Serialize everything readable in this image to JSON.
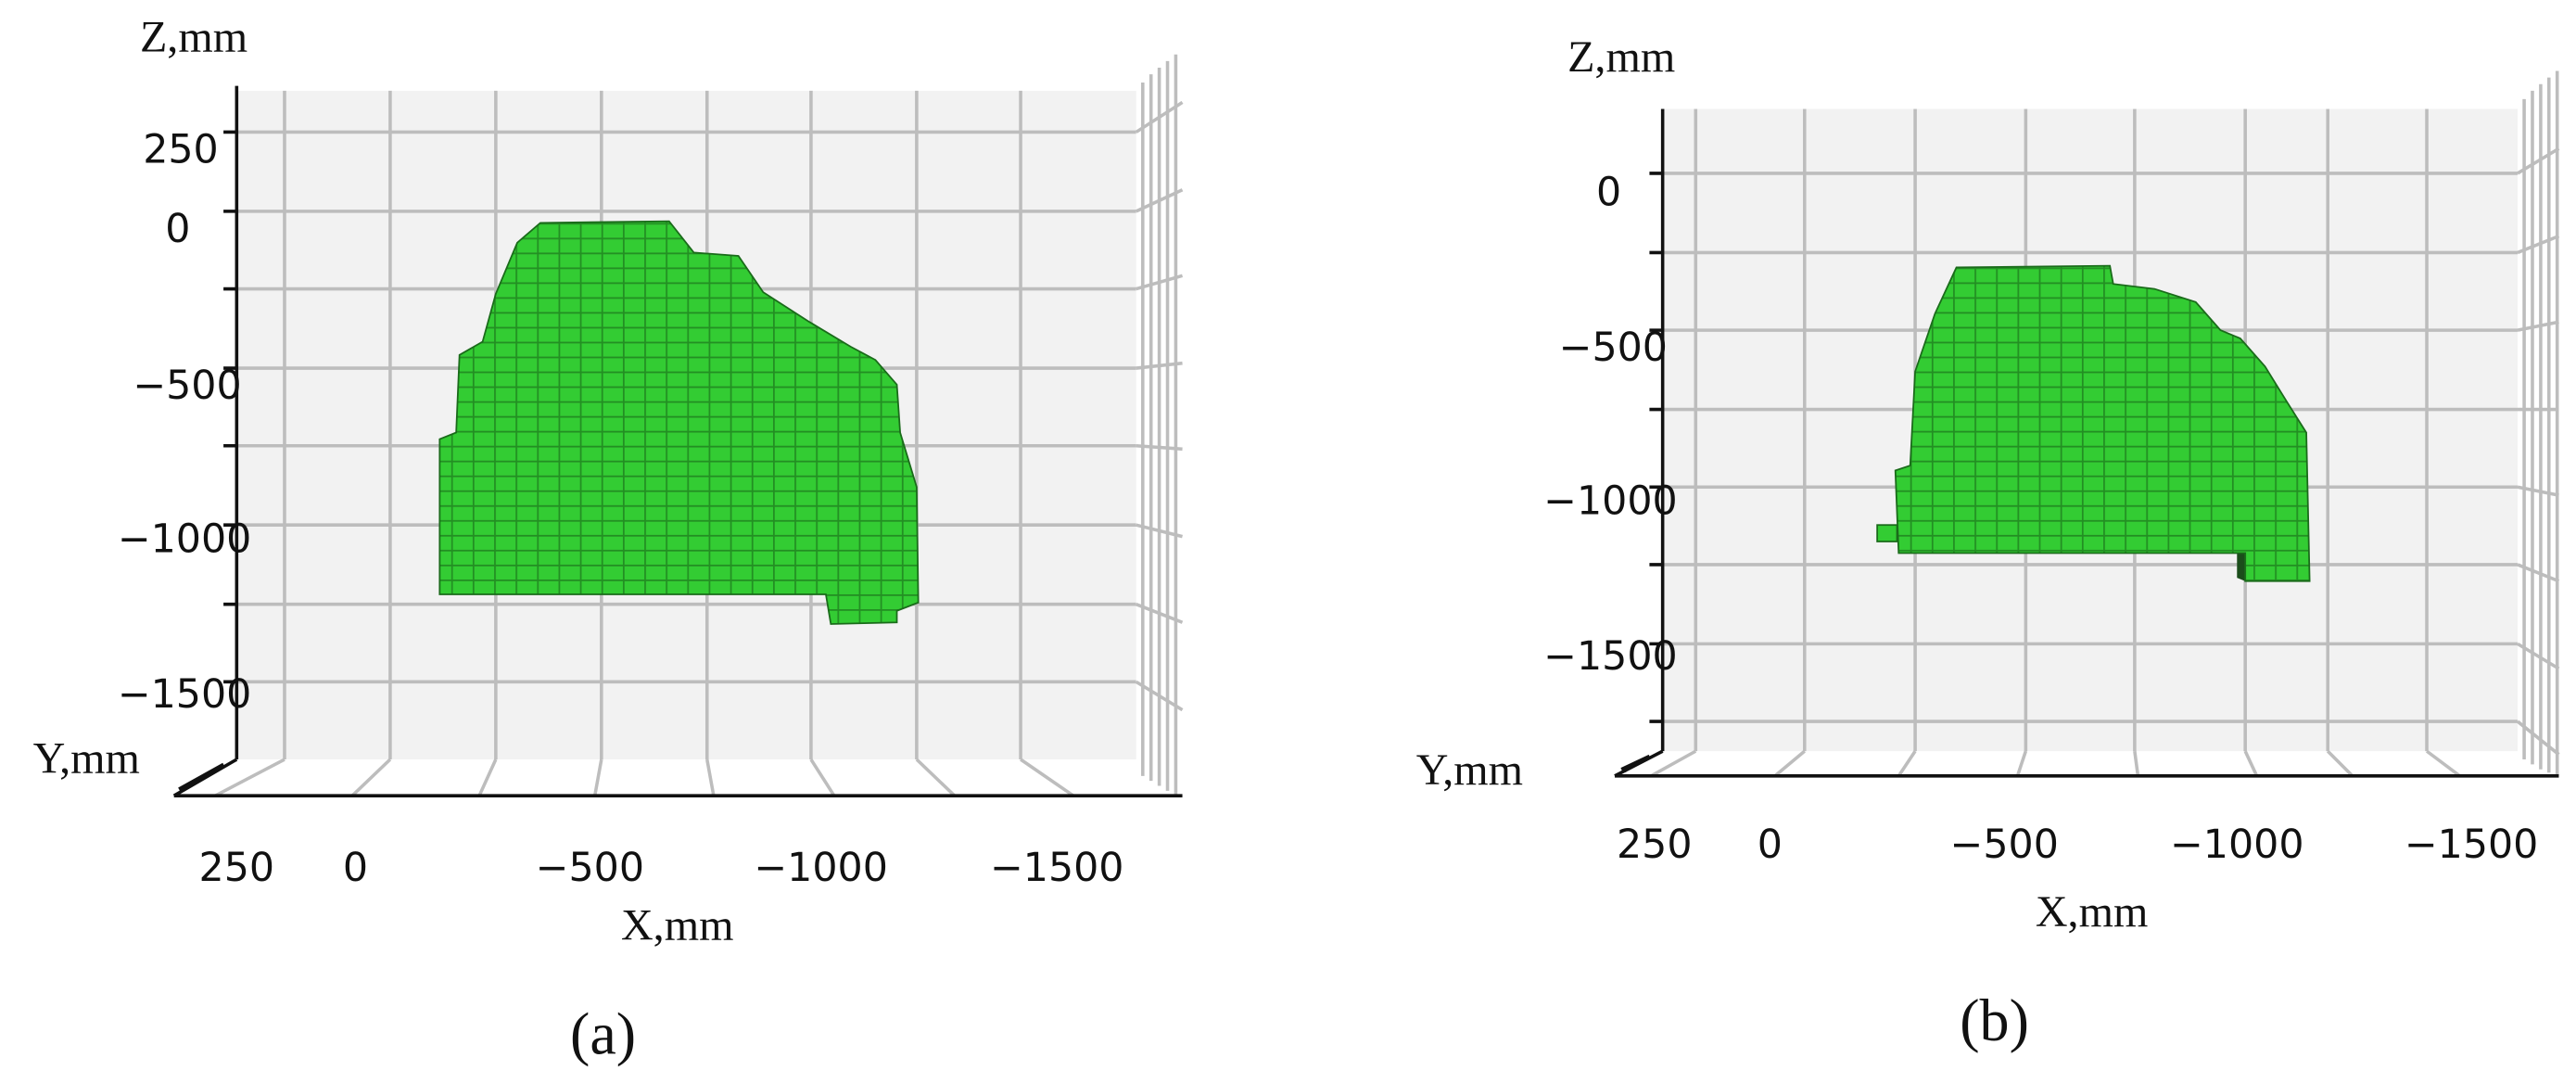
{
  "panels": [
    {
      "label": "(a)",
      "z_title": "Z,mm",
      "y_title": "Y,mm",
      "x_title": "X,mm",
      "z_ticks": [
        "250",
        "0",
        "−500",
        "−1000",
        "−1500"
      ],
      "x_ticks": [
        "250",
        "0",
        "−500",
        "−1000",
        "−1500"
      ]
    },
    {
      "label": "(b)",
      "z_title": "Z,mm",
      "y_title": "Y,mm",
      "x_title": "X,mm",
      "z_ticks": [
        "0",
        "−500",
        "−1000",
        "−1500"
      ],
      "x_ticks": [
        "250",
        "0",
        "−500",
        "−1000",
        "−1500"
      ]
    }
  ]
}
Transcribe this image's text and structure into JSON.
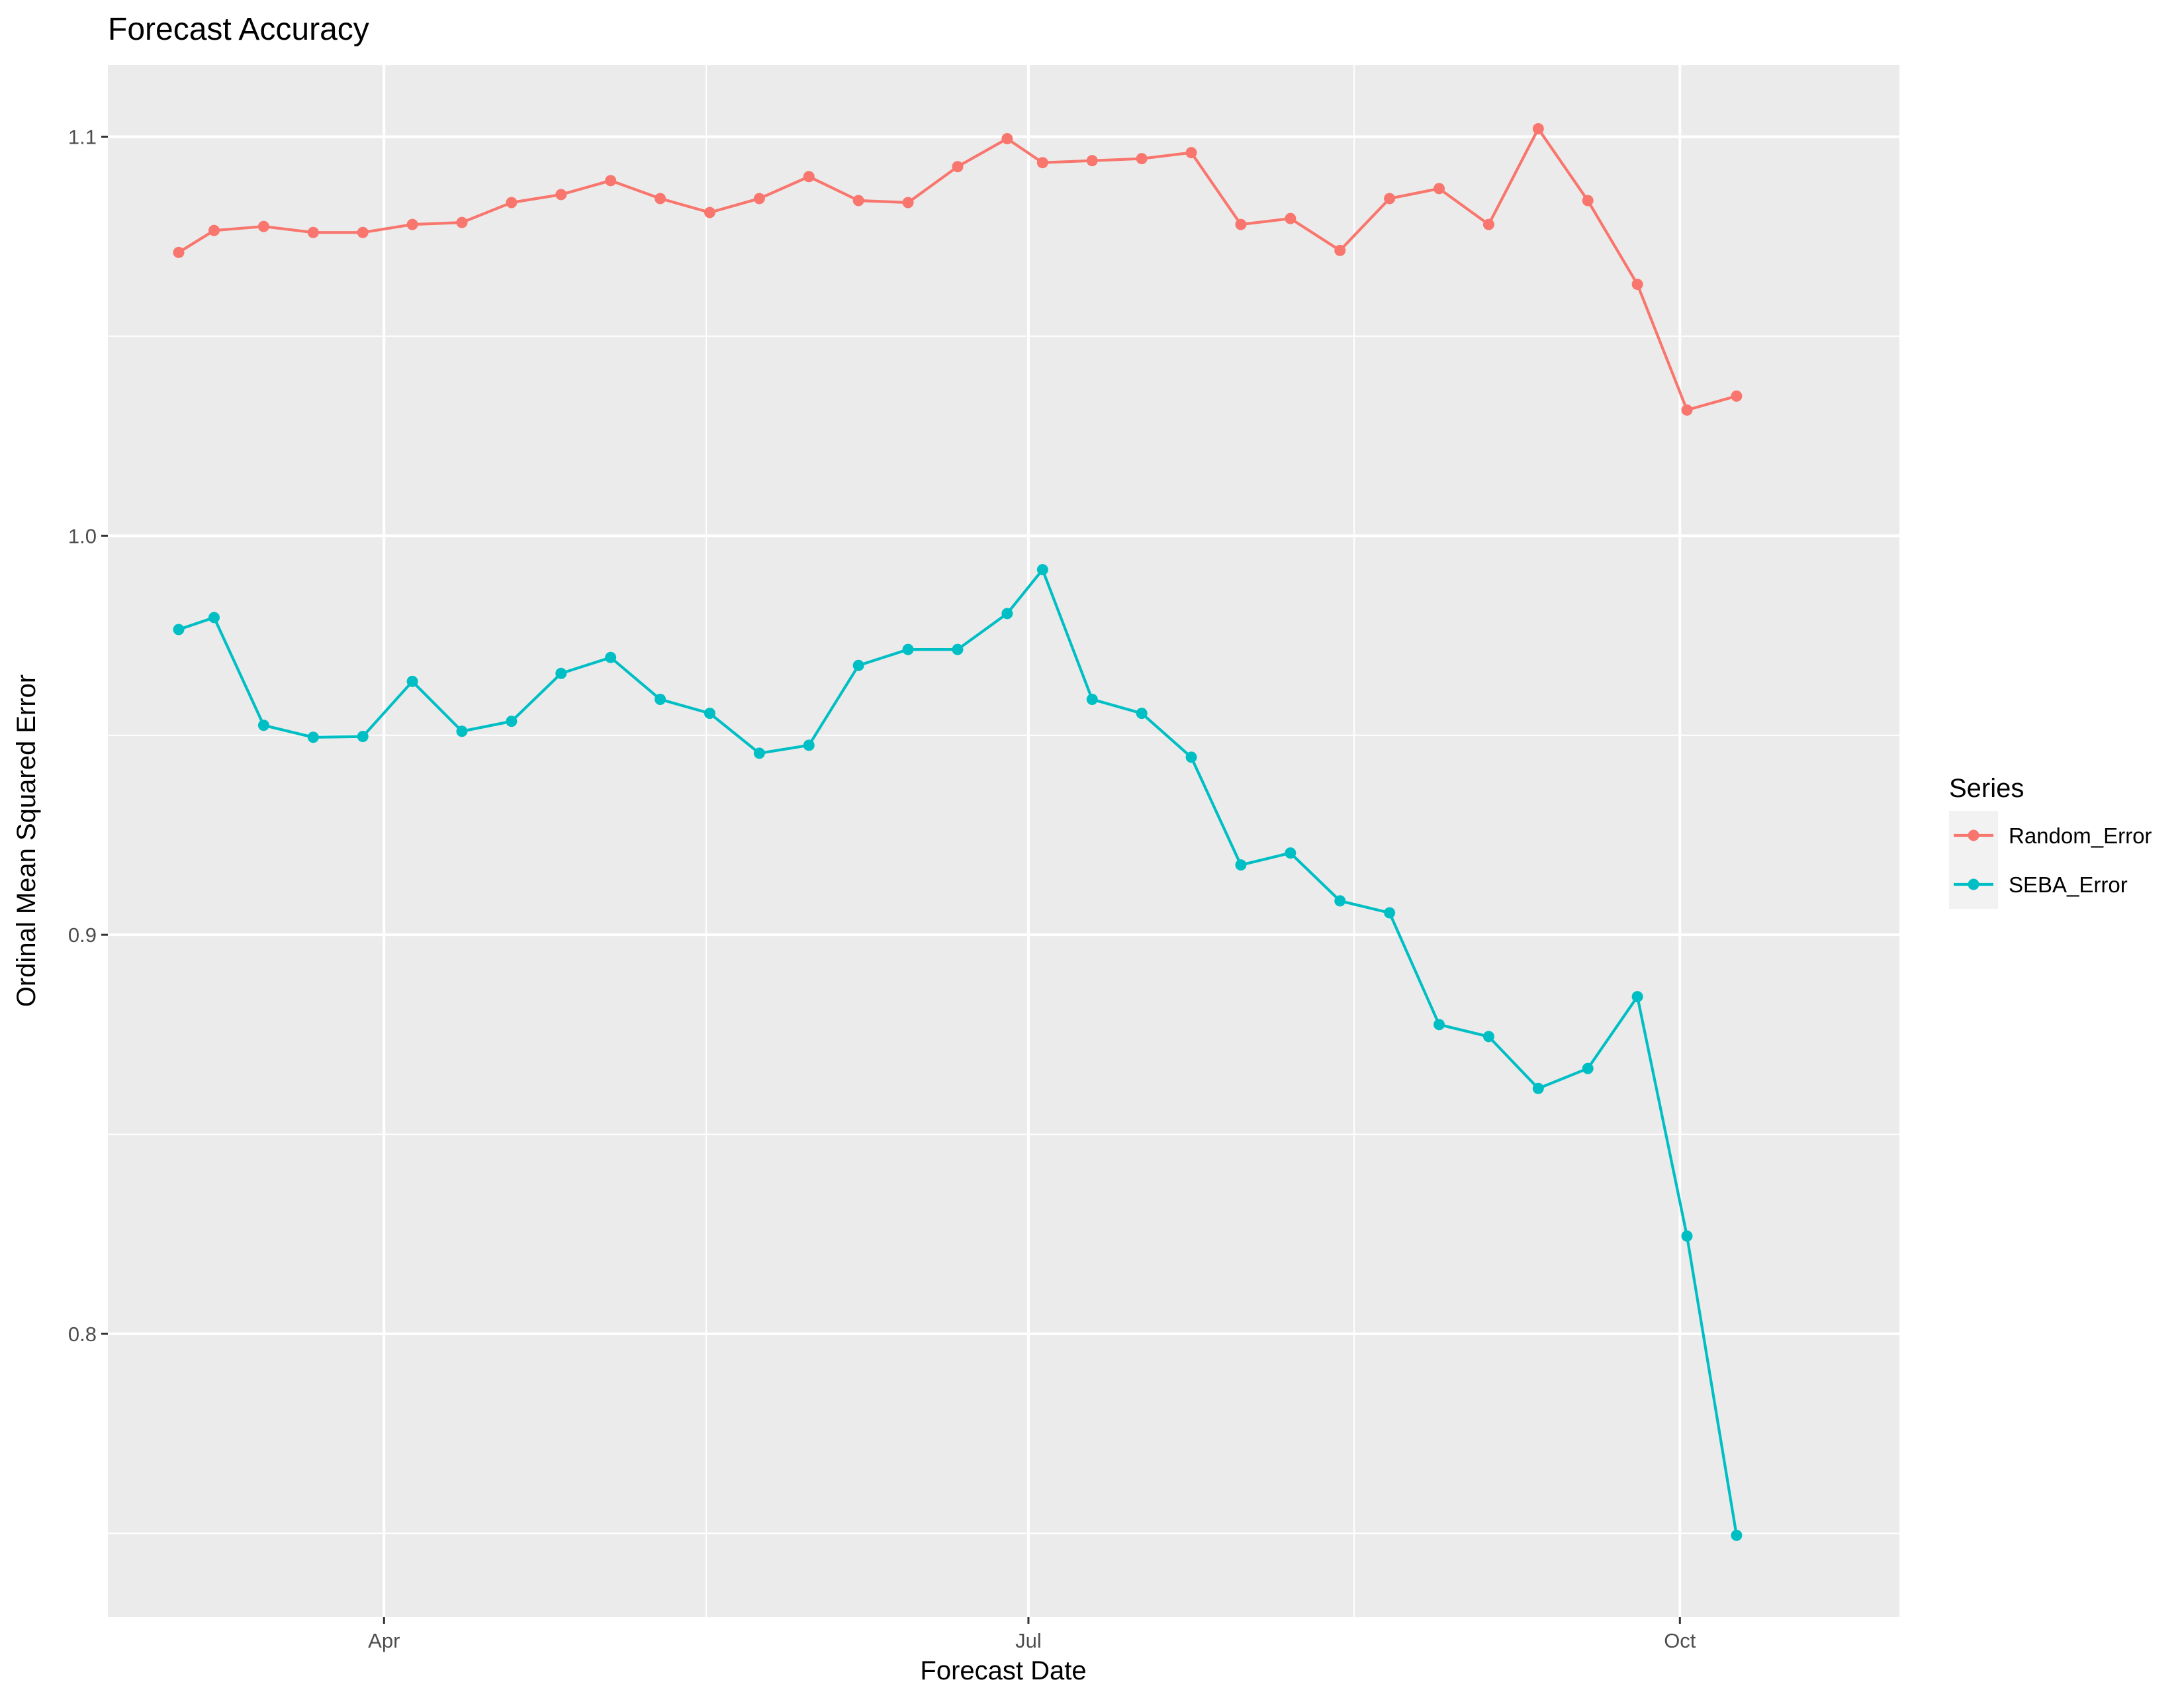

- - - -

GIVEN TASK:
Make an exact copy of the listing above. Do not include the pictures.

TASK OUTPUT:
Serialize everything readable in this image to JSON.
{
  "panels": [
    {
      "label": "(a)",
      "z_title": "Z,mm",
      "y_title": "Y,mm",
      "x_title": "X,mm",
      "z_ticks": [
        "250",
        "0",
        "−500",
        "−1000",
        "−1500"
      ],
      "x_ticks": [
        "250",
        "0",
        "−500",
        "−1000",
        "−1500"
      ]
    },
    {
      "label": "(b)",
      "z_title": "Z,mm",
      "y_title": "Y,mm",
      "x_title": "X,mm",
      "z_ticks": [
        "0",
        "−500",
        "−1000",
        "−1500"
      ],
      "x_ticks": [
        "250",
        "0",
        "−500",
        "−1000",
        "−1500"
      ]
    }
  ]
}
Transcribe this image's text and structure into JSON.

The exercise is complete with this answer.